## START RECORD EXTRACTS

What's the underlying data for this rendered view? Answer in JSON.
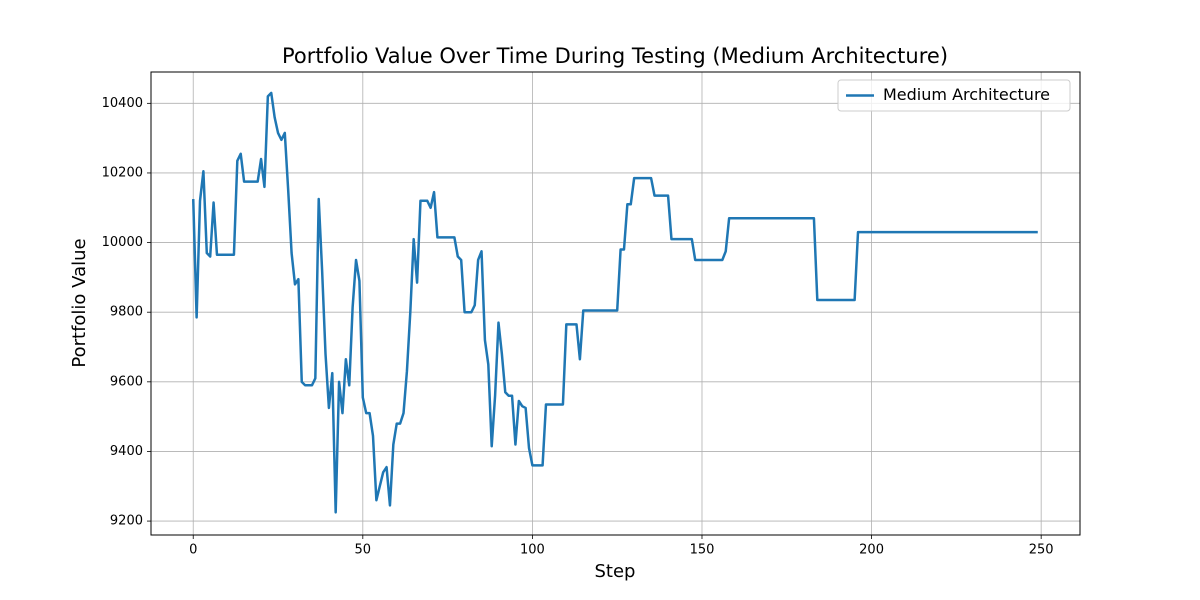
{
  "chart_data": {
    "type": "line",
    "title": "Portfolio Value Over Time During Testing (Medium Architecture)",
    "x_label": "Step",
    "y_label": "Portfolio Value",
    "x": [
      0,
      1,
      2,
      3,
      4,
      5,
      6,
      7,
      8,
      9,
      10,
      11,
      12,
      13,
      14,
      15,
      16,
      17,
      18,
      19,
      20,
      21,
      22,
      23,
      24,
      25,
      26,
      27,
      28,
      29,
      30,
      31,
      32,
      33,
      34,
      35,
      36,
      37,
      38,
      39,
      40,
      41,
      42,
      43,
      44,
      45,
      46,
      47,
      48,
      49,
      50,
      51,
      52,
      53,
      54,
      55,
      56,
      57,
      58,
      59,
      60,
      61,
      62,
      63,
      64,
      65,
      66,
      67,
      68,
      69,
      70,
      71,
      72,
      73,
      74,
      75,
      76,
      77,
      78,
      79,
      80,
      81,
      82,
      83,
      84,
      85,
      86,
      87,
      88,
      89,
      90,
      91,
      92,
      93,
      94,
      95,
      96,
      97,
      98,
      99,
      100,
      101,
      102,
      103,
      104,
      105,
      106,
      107,
      108,
      109,
      110,
      111,
      112,
      113,
      114,
      115,
      116,
      117,
      118,
      119,
      120,
      121,
      122,
      123,
      124,
      125,
      126,
      127,
      128,
      129,
      130,
      131,
      132,
      133,
      134,
      135,
      136,
      137,
      138,
      139,
      140,
      141,
      142,
      143,
      144,
      145,
      146,
      147,
      148,
      149,
      150,
      151,
      152,
      153,
      154,
      155,
      156,
      157,
      158,
      159,
      160,
      161,
      162,
      163,
      164,
      165,
      166,
      167,
      168,
      169,
      170,
      171,
      172,
      173,
      174,
      175,
      176,
      177,
      178,
      179,
      180,
      181,
      182,
      183,
      184,
      185,
      186,
      187,
      188,
      189,
      190,
      191,
      192,
      193,
      194,
      195,
      196,
      197,
      198,
      199,
      200,
      201,
      202,
      203,
      204,
      205,
      206,
      207,
      208,
      209,
      210,
      211,
      212,
      213,
      214,
      215,
      216,
      217,
      218,
      219,
      220,
      221,
      222,
      223,
      224,
      225,
      226,
      227,
      228,
      229,
      230,
      231,
      232,
      233,
      234,
      235,
      236,
      237,
      238,
      239,
      240,
      241,
      242,
      243,
      244,
      245,
      246,
      247,
      248,
      249
    ],
    "series": [
      {
        "name": "Medium Architecture",
        "color": "#1f77b4",
        "values": [
          10125,
          9785,
          10120,
          10205,
          9970,
          9960,
          10115,
          9965,
          9965,
          9965,
          9965,
          9965,
          9965,
          10235,
          10255,
          10175,
          10175,
          10175,
          10175,
          10175,
          10240,
          10160,
          10420,
          10430,
          10360,
          10315,
          10295,
          10315,
          10150,
          9970,
          9880,
          9895,
          9600,
          9590,
          9590,
          9590,
          9610,
          10125,
          9920,
          9680,
          9525,
          9625,
          9225,
          9600,
          9510,
          9665,
          9590,
          9815,
          9950,
          9890,
          9555,
          9510,
          9510,
          9445,
          9260,
          9300,
          9340,
          9355,
          9245,
          9420,
          9480,
          9480,
          9510,
          9630,
          9800,
          10010,
          9885,
          10120,
          10120,
          10120,
          10100,
          10145,
          10015,
          10015,
          10015,
          10015,
          10015,
          10015,
          9960,
          9950,
          9800,
          9800,
          9800,
          9820,
          9950,
          9975,
          9720,
          9650,
          9415,
          9560,
          9770,
          9680,
          9570,
          9560,
          9560,
          9420,
          9545,
          9530,
          9525,
          9410,
          9360,
          9360,
          9360,
          9360,
          9535,
          9535,
          9535,
          9535,
          9535,
          9535,
          9765,
          9765,
          9765,
          9765,
          9665,
          9805,
          9805,
          9805,
          9805,
          9805,
          9805,
          9805,
          9805,
          9805,
          9805,
          9805,
          9980,
          9980,
          10110,
          10110,
          10185,
          10185,
          10185,
          10185,
          10185,
          10185,
          10135,
          10135,
          10135,
          10135,
          10135,
          10010,
          10010,
          10010,
          10010,
          10010,
          10010,
          10010,
          9950,
          9950,
          9950,
          9950,
          9950,
          9950,
          9950,
          9950,
          9950,
          9975,
          10070,
          10070,
          10070,
          10070,
          10070,
          10070,
          10070,
          10070,
          10070,
          10070,
          10070,
          10070,
          10070,
          10070,
          10070,
          10070,
          10070,
          10070,
          10070,
          10070,
          10070,
          10070,
          10070,
          10070,
          10070,
          10070,
          9835,
          9835,
          9835,
          9835,
          9835,
          9835,
          9835,
          9835,
          9835,
          9835,
          9835,
          9835,
          10030,
          10030,
          10030,
          10030,
          10030,
          10030,
          10030,
          10030,
          10030,
          10030,
          10030,
          10030,
          10030,
          10030,
          10030,
          10030,
          10030,
          10030,
          10030,
          10030,
          10030,
          10030,
          10030,
          10030,
          10030,
          10030,
          10030,
          10030,
          10030,
          10030,
          10030,
          10030,
          10030,
          10030,
          10030,
          10030,
          10030,
          10030,
          10030,
          10030,
          10030,
          10030,
          10030,
          10030,
          10030,
          10030,
          10030,
          10030,
          10030,
          10030,
          10030,
          10030,
          10030,
          10030
        ]
      }
    ],
    "xlim": [
      -12.45,
      261.45
    ],
    "ylim": [
      9160,
      10490
    ],
    "xticks": [
      0,
      50,
      100,
      150,
      200,
      250
    ],
    "yticks": [
      9200,
      9400,
      9600,
      9800,
      10000,
      10200,
      10400
    ],
    "grid": true,
    "legend": "upper right"
  }
}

## END RECORD EXTRACTS

» DIRECTIONS
Without including the pictures, reproduce all entries exactly.

» EXERCISE SOLUTION
What's the underlying data for this rendered view? Answer in JSON.
{
  "chart_data": {
    "type": "line",
    "title": "Portfolio Value Over Time During Testing (Medium Architecture)",
    "x_label": "Step",
    "y_label": "Portfolio Value",
    "x": [
      0,
      1,
      2,
      3,
      4,
      5,
      6,
      7,
      8,
      9,
      10,
      11,
      12,
      13,
      14,
      15,
      16,
      17,
      18,
      19,
      20,
      21,
      22,
      23,
      24,
      25,
      26,
      27,
      28,
      29,
      30,
      31,
      32,
      33,
      34,
      35,
      36,
      37,
      38,
      39,
      40,
      41,
      42,
      43,
      44,
      45,
      46,
      47,
      48,
      49,
      50,
      51,
      52,
      53,
      54,
      55,
      56,
      57,
      58,
      59,
      60,
      61,
      62,
      63,
      64,
      65,
      66,
      67,
      68,
      69,
      70,
      71,
      72,
      73,
      74,
      75,
      76,
      77,
      78,
      79,
      80,
      81,
      82,
      83,
      84,
      85,
      86,
      87,
      88,
      89,
      90,
      91,
      92,
      93,
      94,
      95,
      96,
      97,
      98,
      99,
      100,
      101,
      102,
      103,
      104,
      105,
      106,
      107,
      108,
      109,
      110,
      111,
      112,
      113,
      114,
      115,
      116,
      117,
      118,
      119,
      120,
      121,
      122,
      123,
      124,
      125,
      126,
      127,
      128,
      129,
      130,
      131,
      132,
      133,
      134,
      135,
      136,
      137,
      138,
      139,
      140,
      141,
      142,
      143,
      144,
      145,
      146,
      147,
      148,
      149,
      150,
      151,
      152,
      153,
      154,
      155,
      156,
      157,
      158,
      159,
      160,
      161,
      162,
      163,
      164,
      165,
      166,
      167,
      168,
      169,
      170,
      171,
      172,
      173,
      174,
      175,
      176,
      177,
      178,
      179,
      180,
      181,
      182,
      183,
      184,
      185,
      186,
      187,
      188,
      189,
      190,
      191,
      192,
      193,
      194,
      195,
      196,
      197,
      198,
      199,
      200,
      201,
      202,
      203,
      204,
      205,
      206,
      207,
      208,
      209,
      210,
      211,
      212,
      213,
      214,
      215,
      216,
      217,
      218,
      219,
      220,
      221,
      222,
      223,
      224,
      225,
      226,
      227,
      228,
      229,
      230,
      231,
      232,
      233,
      234,
      235,
      236,
      237,
      238,
      239,
      240,
      241,
      242,
      243,
      244,
      245,
      246,
      247,
      248,
      249
    ],
    "series": [
      {
        "name": "Medium Architecture",
        "color": "#1f77b4",
        "values": [
          10125,
          9785,
          10120,
          10205,
          9970,
          9960,
          10115,
          9965,
          9965,
          9965,
          9965,
          9965,
          9965,
          10235,
          10255,
          10175,
          10175,
          10175,
          10175,
          10175,
          10240,
          10160,
          10420,
          10430,
          10360,
          10315,
          10295,
          10315,
          10150,
          9970,
          9880,
          9895,
          9600,
          9590,
          9590,
          9590,
          9610,
          10125,
          9920,
          9680,
          9525,
          9625,
          9225,
          9600,
          9510,
          9665,
          9590,
          9815,
          9950,
          9890,
          9555,
          9510,
          9510,
          9445,
          9260,
          9300,
          9340,
          9355,
          9245,
          9420,
          9480,
          9480,
          9510,
          9630,
          9800,
          10010,
          9885,
          10120,
          10120,
          10120,
          10100,
          10145,
          10015,
          10015,
          10015,
          10015,
          10015,
          10015,
          9960,
          9950,
          9800,
          9800,
          9800,
          9820,
          9950,
          9975,
          9720,
          9650,
          9415,
          9560,
          9770,
          9680,
          9570,
          9560,
          9560,
          9420,
          9545,
          9530,
          9525,
          9410,
          9360,
          9360,
          9360,
          9360,
          9535,
          9535,
          9535,
          9535,
          9535,
          9535,
          9765,
          9765,
          9765,
          9765,
          9665,
          9805,
          9805,
          9805,
          9805,
          9805,
          9805,
          9805,
          9805,
          9805,
          9805,
          9805,
          9980,
          9980,
          10110,
          10110,
          10185,
          10185,
          10185,
          10185,
          10185,
          10185,
          10135,
          10135,
          10135,
          10135,
          10135,
          10010,
          10010,
          10010,
          10010,
          10010,
          10010,
          10010,
          9950,
          9950,
          9950,
          9950,
          9950,
          9950,
          9950,
          9950,
          9950,
          9975,
          10070,
          10070,
          10070,
          10070,
          10070,
          10070,
          10070,
          10070,
          10070,
          10070,
          10070,
          10070,
          10070,
          10070,
          10070,
          10070,
          10070,
          10070,
          10070,
          10070,
          10070,
          10070,
          10070,
          10070,
          10070,
          10070,
          9835,
          9835,
          9835,
          9835,
          9835,
          9835,
          9835,
          9835,
          9835,
          9835,
          9835,
          9835,
          10030,
          10030,
          10030,
          10030,
          10030,
          10030,
          10030,
          10030,
          10030,
          10030,
          10030,
          10030,
          10030,
          10030,
          10030,
          10030,
          10030,
          10030,
          10030,
          10030,
          10030,
          10030,
          10030,
          10030,
          10030,
          10030,
          10030,
          10030,
          10030,
          10030,
          10030,
          10030,
          10030,
          10030,
          10030,
          10030,
          10030,
          10030,
          10030,
          10030,
          10030,
          10030,
          10030,
          10030,
          10030,
          10030,
          10030,
          10030,
          10030,
          10030,
          10030,
          10030,
          10030,
          10030
        ]
      }
    ],
    "xlim": [
      -12.45,
      261.45
    ],
    "ylim": [
      9160,
      10490
    ],
    "xticks": [
      0,
      50,
      100,
      150,
      200,
      250
    ],
    "yticks": [
      9200,
      9400,
      9600,
      9800,
      10000,
      10200,
      10400
    ],
    "grid": true,
    "legend": "upper right"
  }
}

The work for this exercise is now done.